* **SHORT EXERCISE**: Write out every line of the material exactly as it appears.

* **EXERCISE INPUT**:
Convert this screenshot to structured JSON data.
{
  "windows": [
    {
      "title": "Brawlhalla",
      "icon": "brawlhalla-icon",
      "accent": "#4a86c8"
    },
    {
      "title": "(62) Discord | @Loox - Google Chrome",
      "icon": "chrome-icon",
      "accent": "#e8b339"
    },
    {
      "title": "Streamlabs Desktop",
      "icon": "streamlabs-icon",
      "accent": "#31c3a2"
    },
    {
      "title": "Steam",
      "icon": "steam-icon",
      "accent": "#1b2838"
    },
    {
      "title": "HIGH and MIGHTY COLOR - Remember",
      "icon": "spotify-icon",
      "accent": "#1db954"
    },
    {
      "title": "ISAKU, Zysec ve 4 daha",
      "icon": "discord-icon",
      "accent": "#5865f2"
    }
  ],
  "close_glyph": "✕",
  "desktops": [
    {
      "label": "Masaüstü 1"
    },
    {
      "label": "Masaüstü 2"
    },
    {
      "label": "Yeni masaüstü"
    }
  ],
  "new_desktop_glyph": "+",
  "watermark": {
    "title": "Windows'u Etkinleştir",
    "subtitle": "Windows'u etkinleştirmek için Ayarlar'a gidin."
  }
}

* **FINAL RESULT**:
Convert this screenshot to structured JSON data.
{
  "windows": [
    {
      "title": "Brawlhalla",
      "icon": "brawlhalla-icon",
      "accent": "#4a86c8"
    },
    {
      "title": "(62) Discord | @Loox - Google Chrome",
      "icon": "chrome-icon",
      "accent": "#e8b339"
    },
    {
      "title": "Streamlabs Desktop",
      "icon": "streamlabs-icon",
      "accent": "#31c3a2"
    },
    {
      "title": "Steam",
      "icon": "steam-icon",
      "accent": "#1b2838"
    },
    {
      "title": "HIGH and MIGHTY COLOR - Remember",
      "icon": "spotify-icon",
      "accent": "#1db954"
    },
    {
      "title": "ISAKU, Zysec ve 4 daha",
      "icon": "discord-icon",
      "accent": "#5865f2"
    }
  ],
  "close_glyph": "✕",
  "desktops": [
    {
      "label": "Masaüstü 1"
    },
    {
      "label": "Masaüstü 2"
    },
    {
      "label": "Yeni masaüstü"
    }
  ],
  "new_desktop_glyph": "+",
  "watermark": {
    "title": "Windows'u Etkinleştir",
    "subtitle": "Windows'u etkinleştirmek için Ayarlar'a gidin."
  }
}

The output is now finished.